Materiali dell'esercizio
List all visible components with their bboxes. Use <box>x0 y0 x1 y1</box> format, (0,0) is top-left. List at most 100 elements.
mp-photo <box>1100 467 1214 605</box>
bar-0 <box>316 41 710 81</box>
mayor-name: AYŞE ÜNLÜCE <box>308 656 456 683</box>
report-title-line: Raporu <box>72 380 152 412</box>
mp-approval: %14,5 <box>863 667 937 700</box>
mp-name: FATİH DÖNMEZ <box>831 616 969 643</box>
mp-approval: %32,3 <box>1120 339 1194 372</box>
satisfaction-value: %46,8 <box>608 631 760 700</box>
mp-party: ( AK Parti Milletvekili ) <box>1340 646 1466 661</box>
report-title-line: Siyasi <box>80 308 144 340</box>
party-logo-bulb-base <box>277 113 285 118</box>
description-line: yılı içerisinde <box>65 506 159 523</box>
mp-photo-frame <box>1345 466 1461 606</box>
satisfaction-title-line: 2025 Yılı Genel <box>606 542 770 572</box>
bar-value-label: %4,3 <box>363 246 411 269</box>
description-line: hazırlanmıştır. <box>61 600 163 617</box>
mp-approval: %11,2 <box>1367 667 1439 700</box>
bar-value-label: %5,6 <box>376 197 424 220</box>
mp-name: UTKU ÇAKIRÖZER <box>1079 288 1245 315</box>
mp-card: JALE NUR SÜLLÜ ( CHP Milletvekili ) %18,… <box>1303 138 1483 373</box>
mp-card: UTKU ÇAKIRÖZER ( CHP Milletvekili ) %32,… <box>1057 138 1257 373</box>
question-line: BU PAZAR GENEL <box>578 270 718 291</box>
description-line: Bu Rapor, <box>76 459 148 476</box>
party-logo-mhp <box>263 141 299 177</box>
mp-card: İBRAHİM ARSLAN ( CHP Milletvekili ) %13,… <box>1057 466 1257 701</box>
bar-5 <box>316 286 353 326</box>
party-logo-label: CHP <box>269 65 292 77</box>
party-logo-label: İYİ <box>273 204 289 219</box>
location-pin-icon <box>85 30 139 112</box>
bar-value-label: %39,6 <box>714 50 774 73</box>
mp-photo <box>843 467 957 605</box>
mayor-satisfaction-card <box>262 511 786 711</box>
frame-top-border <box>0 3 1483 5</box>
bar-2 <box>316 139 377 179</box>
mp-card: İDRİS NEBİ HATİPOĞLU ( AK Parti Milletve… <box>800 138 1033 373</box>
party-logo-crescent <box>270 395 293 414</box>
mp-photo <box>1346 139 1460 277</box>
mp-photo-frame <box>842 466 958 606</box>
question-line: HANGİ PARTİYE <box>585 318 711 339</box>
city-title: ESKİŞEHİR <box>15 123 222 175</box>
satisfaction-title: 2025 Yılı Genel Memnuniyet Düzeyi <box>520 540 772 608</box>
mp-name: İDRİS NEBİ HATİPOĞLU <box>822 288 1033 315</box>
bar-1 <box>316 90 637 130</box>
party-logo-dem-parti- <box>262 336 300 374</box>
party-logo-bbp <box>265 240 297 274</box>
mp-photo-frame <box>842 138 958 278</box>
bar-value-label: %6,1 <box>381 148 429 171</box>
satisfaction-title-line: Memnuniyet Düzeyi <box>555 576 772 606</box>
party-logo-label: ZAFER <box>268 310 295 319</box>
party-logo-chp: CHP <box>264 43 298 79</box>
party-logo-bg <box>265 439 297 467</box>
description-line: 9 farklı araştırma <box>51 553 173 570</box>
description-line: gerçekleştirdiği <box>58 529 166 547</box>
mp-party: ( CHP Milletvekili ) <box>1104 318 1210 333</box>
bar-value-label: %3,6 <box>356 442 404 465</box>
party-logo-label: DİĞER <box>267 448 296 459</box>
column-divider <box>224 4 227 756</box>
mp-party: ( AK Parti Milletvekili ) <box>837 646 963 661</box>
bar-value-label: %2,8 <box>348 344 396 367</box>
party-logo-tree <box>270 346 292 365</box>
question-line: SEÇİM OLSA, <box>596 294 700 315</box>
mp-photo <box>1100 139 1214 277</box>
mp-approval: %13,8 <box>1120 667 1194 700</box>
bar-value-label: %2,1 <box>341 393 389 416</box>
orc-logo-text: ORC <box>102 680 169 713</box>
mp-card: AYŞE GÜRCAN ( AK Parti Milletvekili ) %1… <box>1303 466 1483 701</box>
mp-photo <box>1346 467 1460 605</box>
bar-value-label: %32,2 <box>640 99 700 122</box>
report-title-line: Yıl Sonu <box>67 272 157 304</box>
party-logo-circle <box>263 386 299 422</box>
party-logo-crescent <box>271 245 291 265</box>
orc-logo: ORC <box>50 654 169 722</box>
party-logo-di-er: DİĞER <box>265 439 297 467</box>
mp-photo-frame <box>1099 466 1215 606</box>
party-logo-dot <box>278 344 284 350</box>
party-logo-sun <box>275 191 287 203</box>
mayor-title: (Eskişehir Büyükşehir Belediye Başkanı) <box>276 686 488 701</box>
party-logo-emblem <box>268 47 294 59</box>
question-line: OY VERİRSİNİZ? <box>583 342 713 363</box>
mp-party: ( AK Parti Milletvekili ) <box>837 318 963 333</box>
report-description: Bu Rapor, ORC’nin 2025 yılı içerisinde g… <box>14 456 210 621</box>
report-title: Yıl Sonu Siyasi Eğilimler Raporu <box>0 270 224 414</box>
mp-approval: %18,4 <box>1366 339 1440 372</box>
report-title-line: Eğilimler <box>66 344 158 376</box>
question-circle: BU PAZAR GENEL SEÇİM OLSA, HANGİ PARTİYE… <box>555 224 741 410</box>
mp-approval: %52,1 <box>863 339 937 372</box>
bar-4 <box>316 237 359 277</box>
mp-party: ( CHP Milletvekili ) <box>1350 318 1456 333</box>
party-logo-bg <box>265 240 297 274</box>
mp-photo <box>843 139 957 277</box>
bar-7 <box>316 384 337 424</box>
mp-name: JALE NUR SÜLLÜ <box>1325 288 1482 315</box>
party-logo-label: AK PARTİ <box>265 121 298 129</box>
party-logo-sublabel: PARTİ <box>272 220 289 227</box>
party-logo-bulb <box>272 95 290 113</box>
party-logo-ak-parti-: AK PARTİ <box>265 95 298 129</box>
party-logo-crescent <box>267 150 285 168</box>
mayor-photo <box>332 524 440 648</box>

Consegna
Trasforma l'elenco riportato sopra in una tabella Markdown con le colonne «N.» e «Riga», assegnando a ogni riga un numero progressivo e omettendo le righe vuote.

Soluzione
| N. | Riga |
|---|---|
| 1 | List all visible components with their bboxes. Use <box>x0 y0 x1 y1</box> format, (0,0) is top-left. List at most 100 elements. |
| 2 | mp-photo <box>1100 467 1214 605</box> |
| 3 | bar-0 <box>316 41 710 81</box> |
| 4 | mayor-name: AYŞE ÜNLÜCE <box>308 656 456 683</box> |
| 5 | report-title-line: Raporu <box>72 380 152 412</box> |
| 6 | mp-approval: %14,5 <box>863 667 937 700</box> |
| 7 | mp-name: FATİH DÖNMEZ <box>831 616 969 643</box> |
| 8 | mp-approval: %32,3 <box>1120 339 1194 372</box> |
| 9 | satisfaction-value: %46,8 <box>608 631 760 700</box> |
| 10 | mp-party: ( AK Parti Milletvekili ) <box>1340 646 1466 661</box> |
| 11 | report-title-line: Siyasi <box>80 308 144 340</box> |
| 12 | party-logo-bulb-base <box>277 113 285 118</box> |
| 13 | description-line: yılı içerisinde <box>65 506 159 523</box> |
| 14 | mp-photo-frame <box>1345 466 1461 606</box> |
| 15 | satisfaction-title-line: 2025 Yılı Genel <box>606 542 770 572</box> |
| 16 | bar-value-label: %4,3 <box>363 246 411 269</box> |
| 17 | description-line: hazırlanmıştır. <box>61 600 163 617</box> |
| 18 | mp-approval: %11,2 <box>1367 667 1439 700</box> |
| 19 | bar-value-label: %5,6 <box>376 197 424 220</box> |
| 20 | mp-name: UTKU ÇAKIRÖZER <box>1079 288 1245 315</box> |
| 21 | mp-card: JALE NUR SÜLLÜ ( CHP Milletvekili ) %18,… <box>1303 138 1483 373</box> |
| 22 | mp-card: UTKU ÇAKIRÖZER ( CHP Milletvekili ) %32,… <box>1057 138 1257 373</box> |
| 23 | question-line: BU PAZAR GENEL <box>578 270 718 291</box> |
| 24 | description-line: Bu Rapor, <box>76 459 148 476</box> |
| 25 | party-logo-mhp <box>263 141 299 177</box> |
| 26 | mp-card: İBRAHİM ARSLAN ( CHP Milletvekili ) %13,… <box>1057 466 1257 701</box> |
| 27 | bar-5 <box>316 286 353 326</box> |
| 28 | party-logo-label: CHP <box>269 65 292 77</box> |
| 29 | party-logo-label: İYİ <box>273 204 289 219</box> |
| 30 | location-pin-icon <box>85 30 139 112</box> |
| 31 | bar-value-label: %39,6 <box>714 50 774 73</box> |
| 32 | mp-photo <box>843 467 957 605</box> |
| 33 | mayor-satisfaction-card <box>262 511 786 711</box> |
| 34 | frame-top-border <box>0 3 1483 5</box> |
| 35 | bar-2 <box>316 139 377 179</box> |
| 36 | mp-card: İDRİS NEBİ HATİPOĞLU ( AK Parti Milletve… <box>800 138 1033 373</box> |
| 37 | party-logo-crescent <box>270 395 293 414</box> |
| 38 | mp-photo <box>1346 139 1460 277</box> |
| 39 | mp-photo-frame <box>842 466 958 606</box> |
| 40 | question-line: HANGİ PARTİYE <box>585 318 711 339</box> |
| 41 | city-title: ESKİŞEHİR <box>15 123 222 175</box> |
| 42 | satisfaction-title: 2025 Yılı Genel Memnuniyet Düzeyi <box>520 540 772 608</box> |
| 43 | mp-name: İDRİS NEBİ HATİPOĞLU <box>822 288 1033 315</box> |
| 44 | bar-1 <box>316 90 637 130</box> |
| 45 | party-logo-dem-parti- <box>262 336 300 374</box> |
| 46 | party-logo-bbp <box>265 240 297 274</box> |
| 47 | mp-photo-frame <box>842 138 958 278</box> |
| 48 | bar-value-label: %6,1 <box>381 148 429 171</box> |
| 49 | satisfaction-title-line: Memnuniyet Düzeyi <box>555 576 772 606</box> |
| 50 | party-logo-label: ZAFER <box>268 310 295 319</box> |
| 51 | party-logo-chp: CHP <box>264 43 298 79</box> |
| 52 | party-logo-bg <box>265 439 297 467</box> |
| 53 | description-line: 9 farklı araştırma <box>51 553 173 570</box> |
| 54 | description-line: gerçekleştirdiği <box>58 529 166 547</box> |
| 55 | mp-party: ( CHP Milletvekili ) <box>1104 318 1210 333</box> |
| 56 | bar-value-label: %3,6 <box>356 442 404 465</box> |
| 57 | party-logo-label: DİĞER <box>267 448 296 459</box> |
| 58 | column-divider <box>224 4 227 756</box> |
| 59 | mp-party: ( AK Parti Milletvekili ) <box>837 646 963 661</box> |
| 60 | bar-value-label: %2,8 <box>348 344 396 367</box> |
| 61 | party-logo-tree <box>270 346 292 365</box> |
| 62 | question-line: SEÇİM OLSA, <box>596 294 700 315</box> |
| 63 | mp-photo <box>1100 139 1214 277</box> |
| 64 | mp-approval: %13,8 <box>1120 667 1194 700</box> |
| 65 | bar-value-label: %2,1 <box>341 393 389 416</box> |
| 66 | orc-logo-text: ORC <box>102 680 169 713</box> |
| 67 | mp-card: AYŞE GÜRCAN ( AK Parti Milletvekili ) %1… <box>1303 466 1483 701</box> |
| 68 | mp-photo <box>1346 467 1460 605</box> |
| 69 | bar-value-label: %32,2 <box>640 99 700 122</box> |
| 70 | report-title-line: Yıl Sonu <box>67 272 157 304</box> |
| 71 | party-logo-circle <box>263 386 299 422</box> |
| 72 | party-logo-crescent <box>271 245 291 265</box> |
| 73 | orc-logo: ORC <box>50 654 169 722</box> |
| 74 | party-logo-di-er: DİĞER <box>265 439 297 467</box> |
| 75 | mp-photo-frame <box>1099 466 1215 606</box> |
| 76 | party-logo-dot <box>278 344 284 350</box> |
| 77 | party-logo-sun <box>275 191 287 203</box> |
| 78 | mayor-title: (Eskişehir Büyükşehir Belediye Başkanı) <box>276 686 488 701</box> |
| 79 | party-logo-emblem <box>268 47 294 59</box> |
| 80 | question-line: OY VERİRSİNİZ? <box>583 342 713 363</box> |
| 81 | mp-party: ( AK Parti Milletvekili ) <box>837 318 963 333</box> |
| 82 | report-description: Bu Rapor, ORC’nin 2025 yılı içerisinde g… <box>14 456 210 621</box> |
| 83 | report-title: Yıl Sonu Siyasi Eğilimler Raporu <box>0 270 224 414</box> |
| 84 | mp-approval: %18,4 <box>1366 339 1440 372</box> |
| 85 | report-title-line: Eğilimler <box>66 344 158 376</box> |
| 86 | question-circle: BU PAZAR GENEL SEÇİM OLSA, HANGİ PARTİYE… <box>555 224 741 410</box> |
| 87 | mp-approval: %52,1 <box>863 339 937 372</box> |
| 88 | bar-4 <box>316 237 359 277</box> |
| 89 | mp-party: ( CHP Milletvekili ) <box>1350 318 1456 333</box> |
| 90 | party-logo-bg <box>265 240 297 274</box> |
| 91 | mp-photo <box>843 139 957 277</box> |
| 92 | bar-7 <box>316 384 337 424</box> |
| 93 | mp-name: JALE NUR SÜLLÜ <box>1325 288 1482 315</box> |
| 94 | party-logo-label: AK PARTİ <box>265 121 298 129</box> |
| 95 | party-logo-sublabel: PARTİ <box>272 220 289 227</box> |
| 96 | party-logo-bulb <box>272 95 290 113</box> |
| 97 | party-logo-ak-parti-: AK PARTİ <box>265 95 298 129</box> |
| 98 | party-logo-crescent <box>267 150 285 168</box> |
| 99 | mayor-photo <box>332 524 440 648</box> |